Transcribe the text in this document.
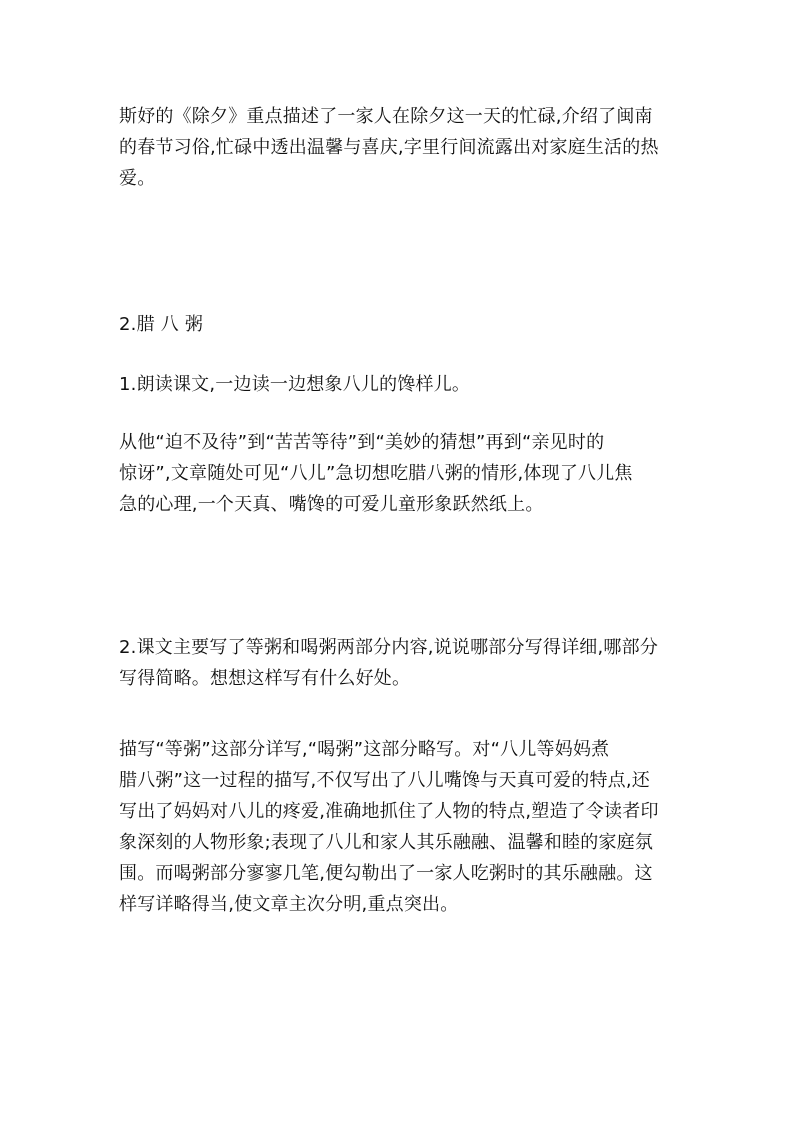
斯妤的《除夕》重点描述了一家人在除夕这一天的忙碌,介绍了闽南
的春节习俗,忙碌中透出温馨与喜庆,字里行间流露出对家庭生活的热
爱。
2.腊 八 粥
1.朗读课文,一边读一边想象八儿的馋样儿。
从他“迫不及待”到“苦苦等待”到“美妙的猜想”再到“亲见时的
惊讶”,文章随处可见“八儿”急切想吃腊八粥的情形,体现了八儿焦
急的心理,一个天真、嘴馋的可爱儿童形象跃然纸上。
2.课文主要写了等粥和喝粥两部分内容,说说哪部分写得详细,哪部分
写得简略。想想这样写有什么好处。
描写“等粥”这部分详写,“喝粥”这部分略写。对“八儿等妈妈煮
腊八粥”这一过程的描写,不仅写出了八儿嘴馋与天真可爱的特点,还
写出了妈妈对八儿的疼爱,准确地抓住了人物的特点,塑造了令读者印
象深刻的人物形象;表现了八儿和家人其乐融融、温馨和睦的家庭氛
围。而喝粥部分寥寥几笔,便勾勒出了一家人吃粥时的其乐融融。这
样写详略得当,使文章主次分明,重点突出。
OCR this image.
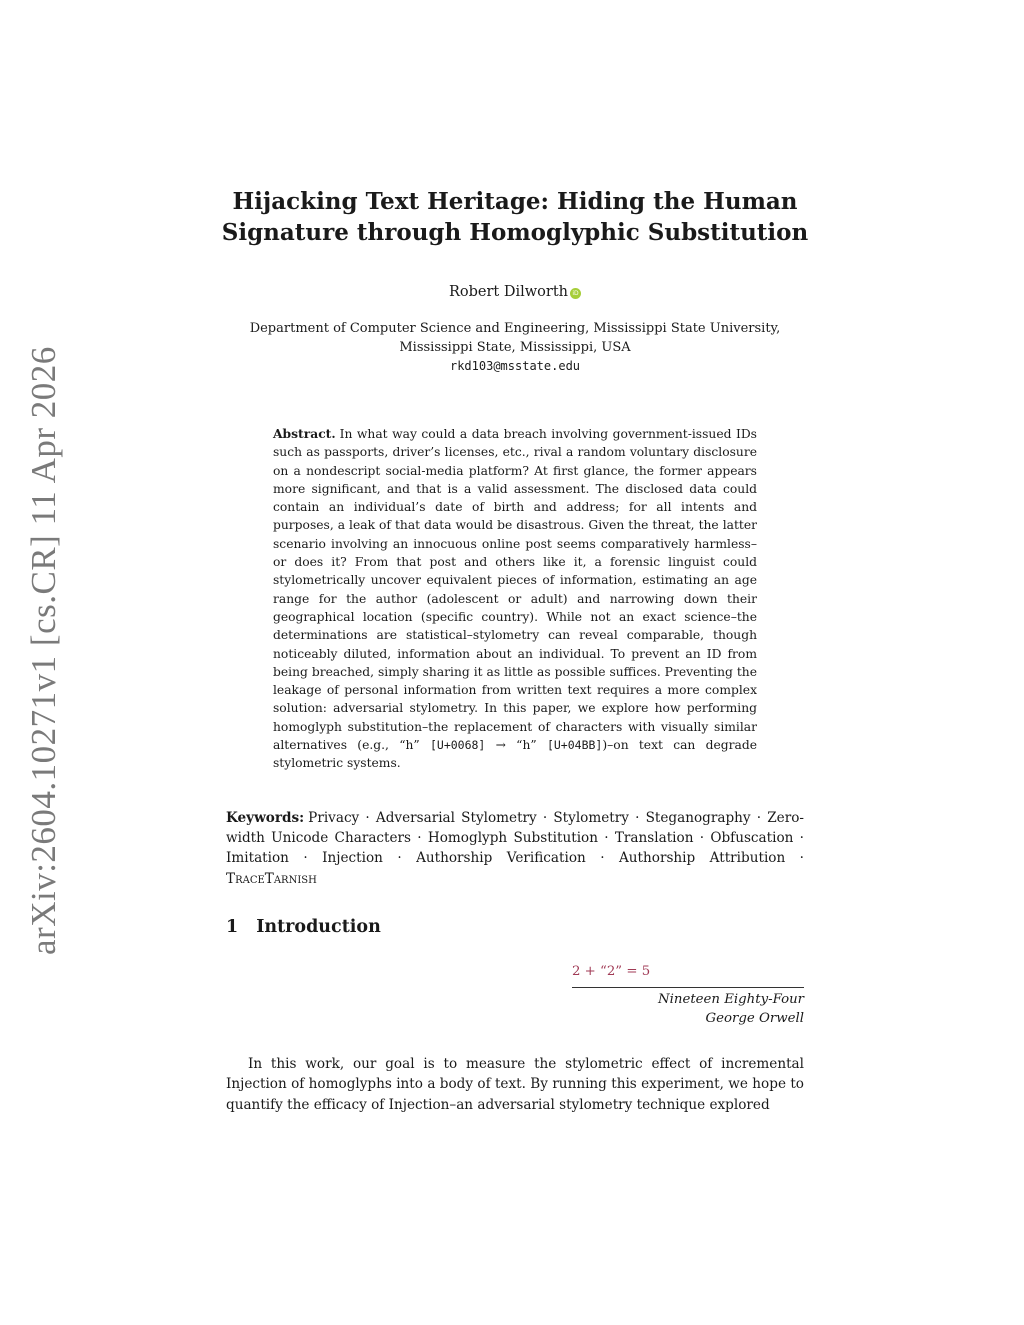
arXiv:2604.10271v1 [cs.CR] 11 Apr 2026
Hijacking Text Heritage: Hiding the Human
Signature through Homoglyphic Substitution
Robert Dilworth iD
Department of Computer Science and Engineering, Mississippi State University,
Mississippi State, Mississippi, USA
rkd103@msstate.edu
Abstract. In what way could a data breach involving government-issued IDs such as passports, driver’s licenses, etc., rival a random voluntary disclosure on a nondescript social-media platform? At first glance, the former appears more significant, and that is a valid assessment. The disclosed data could contain an individual’s date of birth and address; for all intents and purposes, a leak of that data would be disastrous. Given the threat, the latter scenario involving an innocuous online post seems comparatively harmless–or does it? From that post and others like it, a forensic linguist could stylometrically uncover equivalent pieces of information, estimating an age range for the author (adolescent or adult) and narrowing down their geographical location (specific country). While not an exact science–the determinations are statistical–stylometry can reveal comparable, though noticeably diluted, information about an individual. To prevent an ID from being breached, simply sharing it as little as possible suffices. Preventing the leakage of personal information from written text requires a more complex solution: adversarial stylometry. In this paper, we explore how performing homoglyph substitution–the replacement of characters with visually similar alternatives (e.g., “h” [U+0068] → “h” [U+04BB])–on text can degrade stylometric systems.
Keywords: Privacy · Adversarial Stylometry · Stylometry · Steganography · Zero-width Unicode Characters · Homoglyph Substitution · Translation · Obfuscation · Imitation · Injection · Authorship Verification · Authorship Attribution · TraceTarnish
1 Introduction
2 + “2” = 5
Nineteen Eighty-Four
George Orwell
In this work, our goal is to measure the stylometric effect of incremental Injection of homoglyphs into a body of text. By running this experiment, we hope to quantify the efficacy of Injection–an adversarial stylometry technique explored
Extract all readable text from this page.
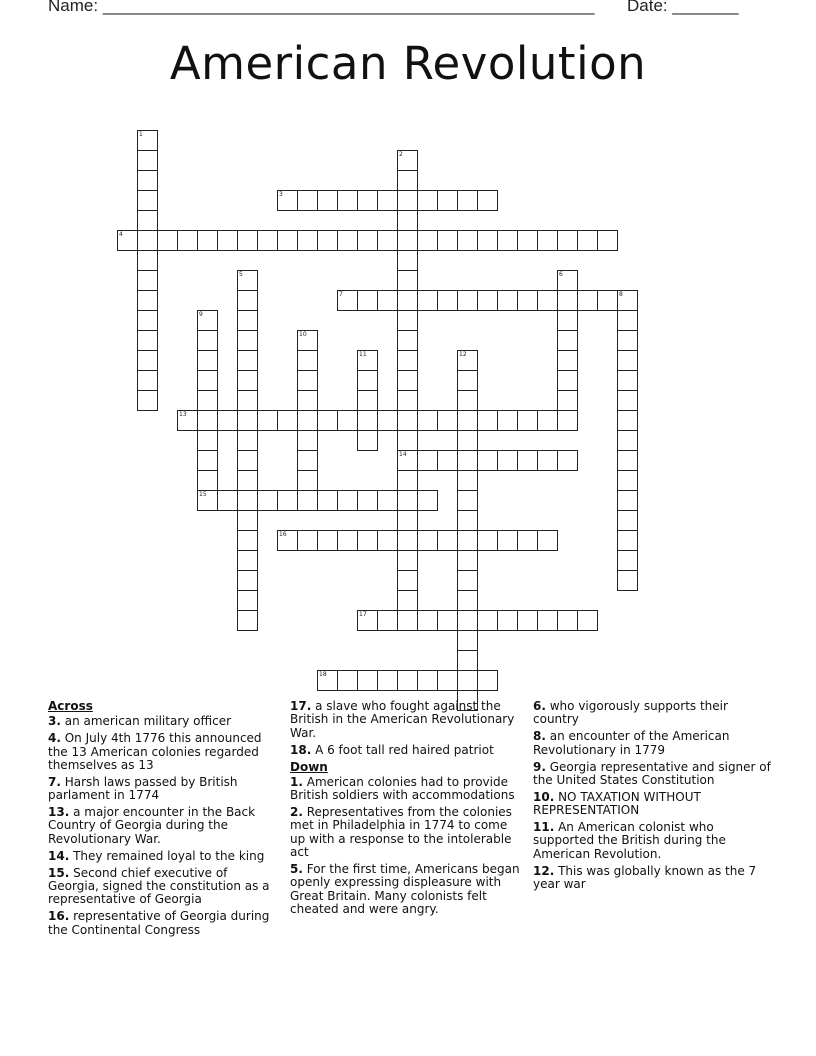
Name: ____________________________________________________ Date: _______
American Revolution
1
2
14
3
4
5	6
7	8
9
10
11	12
13
15
16
17
18
Across
3. an american military officer
4. On July 4th 1776 this announced the 13 American colonies regarded themselves as 13
7. Harsh laws passed by British parlament in 1774
13. a major encounter in the Back Country of Georgia during the Revolutionary War.
14. They remained loyal to the king
15. Second chief executive of Georgia, signed the constitution as a representative of Georgia
16. representative of Georgia during the Continental Congress
17. a slave who fought against the British in the American Revolutionary War.
18. A 6 foot tall red haired patriot
Down
1. American colonies had to provide British soldiers with accommodations
2. Representatives from the colonies met in Philadelphia in 1774 to come up with a response to the intolerable act
5. For the first time, Americans began openly expressing displeasure with Great Britain. Many colonists felt cheated and were angry.
6. who vigorously supports their country
8. an encounter of the American Revolutionary in 1779
9. Georgia representative and signer of the United States Constitution
10. NO TAXATION WITHOUT REPRESENTATION
11. An American colonist who supported the British during the American Revolution.
12. This was globally known as the 7 year war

• Short task: Gather from the data above every line with the string "during".

• Task response:
13. a major encounter in the Back Country of Georgia during the Revolutionary War.
16. representative of Georgia during the Continental Congress
11. An American colonist who supported the British during the American Revolution.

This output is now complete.